◆ Aim ◆
Transcribe the records that follow, preserving every word.
-=-=-=-=-
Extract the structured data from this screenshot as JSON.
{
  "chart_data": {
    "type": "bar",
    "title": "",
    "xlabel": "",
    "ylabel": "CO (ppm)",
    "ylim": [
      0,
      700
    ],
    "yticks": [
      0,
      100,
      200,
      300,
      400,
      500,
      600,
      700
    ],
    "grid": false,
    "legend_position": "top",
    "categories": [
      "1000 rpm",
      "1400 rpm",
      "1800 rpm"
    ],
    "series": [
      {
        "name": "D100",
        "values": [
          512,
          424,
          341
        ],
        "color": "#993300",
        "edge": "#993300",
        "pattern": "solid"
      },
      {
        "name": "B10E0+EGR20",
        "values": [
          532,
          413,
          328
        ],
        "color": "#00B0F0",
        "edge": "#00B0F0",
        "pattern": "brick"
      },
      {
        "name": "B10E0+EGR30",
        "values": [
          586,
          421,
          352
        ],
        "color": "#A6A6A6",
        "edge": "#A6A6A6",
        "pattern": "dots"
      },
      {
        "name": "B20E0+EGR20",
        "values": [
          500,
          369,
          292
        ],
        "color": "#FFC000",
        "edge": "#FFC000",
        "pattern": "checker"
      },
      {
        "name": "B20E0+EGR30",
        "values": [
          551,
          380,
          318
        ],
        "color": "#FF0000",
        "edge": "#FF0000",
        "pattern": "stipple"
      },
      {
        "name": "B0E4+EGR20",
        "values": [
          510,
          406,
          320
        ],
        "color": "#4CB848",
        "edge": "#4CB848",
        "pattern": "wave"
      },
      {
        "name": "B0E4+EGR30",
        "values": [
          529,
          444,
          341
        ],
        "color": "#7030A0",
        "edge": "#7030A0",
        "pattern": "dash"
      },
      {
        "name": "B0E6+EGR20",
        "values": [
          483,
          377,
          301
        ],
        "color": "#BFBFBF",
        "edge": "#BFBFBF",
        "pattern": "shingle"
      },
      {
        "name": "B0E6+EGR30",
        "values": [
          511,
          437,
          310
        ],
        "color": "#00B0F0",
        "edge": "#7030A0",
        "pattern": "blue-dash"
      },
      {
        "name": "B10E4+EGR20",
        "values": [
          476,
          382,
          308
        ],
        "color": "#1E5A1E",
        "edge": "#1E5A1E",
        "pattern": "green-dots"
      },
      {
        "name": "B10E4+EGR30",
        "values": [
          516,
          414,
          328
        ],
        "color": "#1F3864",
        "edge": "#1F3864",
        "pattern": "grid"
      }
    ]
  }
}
-=-=-=-=-
◆ Exercise output ◆
Extract the structured data from this screenshot as JSON.
{
  "chart_data": {
    "type": "bar",
    "title": "",
    "xlabel": "",
    "ylabel": "CO (ppm)",
    "ylim": [
      0,
      700
    ],
    "yticks": [
      0,
      100,
      200,
      300,
      400,
      500,
      600,
      700
    ],
    "grid": false,
    "legend_position": "top",
    "categories": [
      "1000 rpm",
      "1400 rpm",
      "1800 rpm"
    ],
    "series": [
      {
        "name": "D100",
        "values": [
          512,
          424,
          341
        ],
        "color": "#993300",
        "edge": "#993300",
        "pattern": "solid"
      },
      {
        "name": "B10E0+EGR20",
        "values": [
          532,
          413,
          328
        ],
        "color": "#00B0F0",
        "edge": "#00B0F0",
        "pattern": "brick"
      },
      {
        "name": "B10E0+EGR30",
        "values": [
          586,
          421,
          352
        ],
        "color": "#A6A6A6",
        "edge": "#A6A6A6",
        "pattern": "dots"
      },
      {
        "name": "B20E0+EGR20",
        "values": [
          500,
          369,
          292
        ],
        "color": "#FFC000",
        "edge": "#FFC000",
        "pattern": "checker"
      },
      {
        "name": "B20E0+EGR30",
        "values": [
          551,
          380,
          318
        ],
        "color": "#FF0000",
        "edge": "#FF0000",
        "pattern": "stipple"
      },
      {
        "name": "B0E4+EGR20",
        "values": [
          510,
          406,
          320
        ],
        "color": "#4CB848",
        "edge": "#4CB848",
        "pattern": "wave"
      },
      {
        "name": "B0E4+EGR30",
        "values": [
          529,
          444,
          341
        ],
        "color": "#7030A0",
        "edge": "#7030A0",
        "pattern": "dash"
      },
      {
        "name": "B0E6+EGR20",
        "values": [
          483,
          377,
          301
        ],
        "color": "#BFBFBF",
        "edge": "#BFBFBF",
        "pattern": "shingle"
      },
      {
        "name": "B0E6+EGR30",
        "values": [
          511,
          437,
          310
        ],
        "color": "#00B0F0",
        "edge": "#7030A0",
        "pattern": "blue-dash"
      },
      {
        "name": "B10E4+EGR20",
        "values": [
          476,
          382,
          308
        ],
        "color": "#1E5A1E",
        "edge": "#1E5A1E",
        "pattern": "green-dots"
      },
      {
        "name": "B10E4+EGR30",
        "values": [
          516,
          414,
          328
        ],
        "color": "#1F3864",
        "edge": "#1F3864",
        "pattern": "grid"
      }
    ]
  }
}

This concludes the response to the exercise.